> [Task]: Go through the data below and copy it exactly, skipping every picture.

> [Excerpted data]:
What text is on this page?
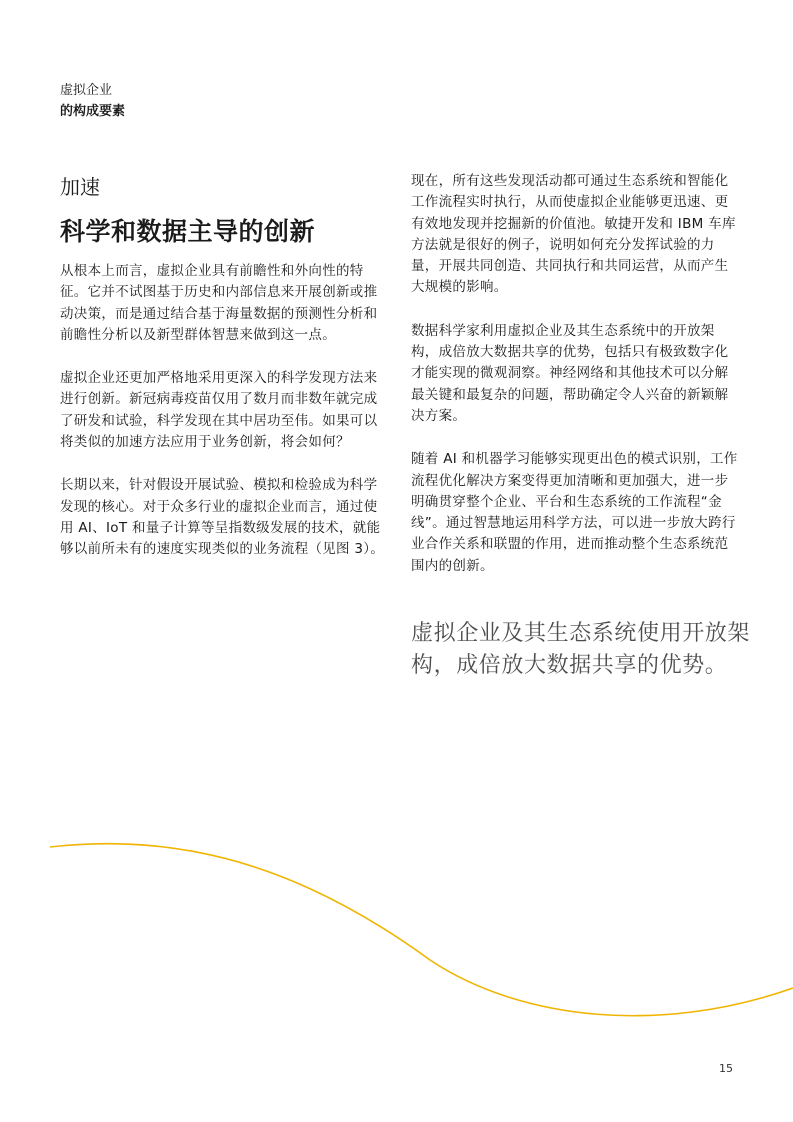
虚拟企业
的构成要素
加速
科学和数据主导的创新

从根本上而言，虚拟企业具有前瞻性和外向性的特征。它并不试图基于历史和内部信息来开展创新或推动决策，而是通过结合基于海量数据的预测性分析和前瞻性分析以及新型群体智慧来做到这一点。

虚拟企业还更加严格地采用更深入的科学发现方法来进行创新。新冠病毒疫苗仅用了数月而非数年就完成了研发和试验，科学发现在其中居功至伟。如果可以将类似的加速方法应用于业务创新，将会如何？

长期以来，针对假设开展试验、模拟和检验成为科学发现的核心。对于众多行业的虚拟企业而言，通过使用 AI、IoT 和量子计算等呈指数级发展的技术，就能够以前所未有的速度实现类似的业务流程（见图 3）。

现在，所有这些发现活动都可通过生态系统和智能化工作流程实时执行，从而使虚拟企业能够更迅速、更有效地发现并挖掘新的价值池。敏捷开发和 IBM 车库方法就是很好的例子，说明如何充分发挥试验的力量，开展共同创造、共同执行和共同运营，从而产生大规模的影响。

数据科学家利用虚拟企业及其生态系统中的开放架构，成倍放大数据共享的优势，包括只有极致数字化才能实现的微观洞察。神经网络和其他技术可以分解最关键和最复杂的问题，帮助确定令人兴奋的新颖解决方案。

随着 AI 和机器学习能够实现更出色的模式识别，工作流程优化解决方案变得更加清晰和更加强大，进一步明确贯穿整个企业、平台和生态系统的工作流程“金线”。通过智慧地运用科学方法，可以进一步放大跨行业合作关系和联盟的作用，进而推动整个生态系统范围内的创新。

虚拟企业及其生态系统使用开放架构，成倍放大数据共享的优势。
15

> [Task response]:
What text is on this page?
虚拟企业
的构成要素
加速
科学和数据主导的创新

从根本上而言，虚拟企业具有前瞻性和外向性的特征。它并不试图基于历史和内部信息来开展创新或推动决策，而是通过结合基于海量数据的预测性分析和前瞻性分析以及新型群体智慧来做到这一点。

虚拟企业还更加严格地采用更深入的科学发现方法来进行创新。新冠病毒疫苗仅用了数月而非数年就完成了研发和试验，科学发现在其中居功至伟。如果可以将类似的加速方法应用于业务创新，将会如何？

长期以来，针对假设开展试验、模拟和检验成为科学发现的核心。对于众多行业的虚拟企业而言，通过使用 AI、IoT 和量子计算等呈指数级发展的技术，就能够以前所未有的速度实现类似的业务流程（见图 3）。

现在，所有这些发现活动都可通过生态系统和智能化工作流程实时执行，从而使虚拟企业能够更迅速、更有效地发现并挖掘新的价值池。敏捷开发和 IBM 车库方法就是很好的例子，说明如何充分发挥试验的力量，开展共同创造、共同执行和共同运营，从而产生大规模的影响。

数据科学家利用虚拟企业及其生态系统中的开放架构，成倍放大数据共享的优势，包括只有极致数字化才能实现的微观洞察。神经网络和其他技术可以分解最关键和最复杂的问题，帮助确定令人兴奋的新颖解决方案。

随着 AI 和机器学习能够实现更出色的模式识别，工作流程优化解决方案变得更加清晰和更加强大，进一步明确贯穿整个企业、平台和生态系统的工作流程“金线”。通过智慧地运用科学方法，可以进一步放大跨行业合作关系和联盟的作用，进而推动整个生态系统范围内的创新。

虚拟企业及其生态系统使用开放架构，成倍放大数据共享的优势。
15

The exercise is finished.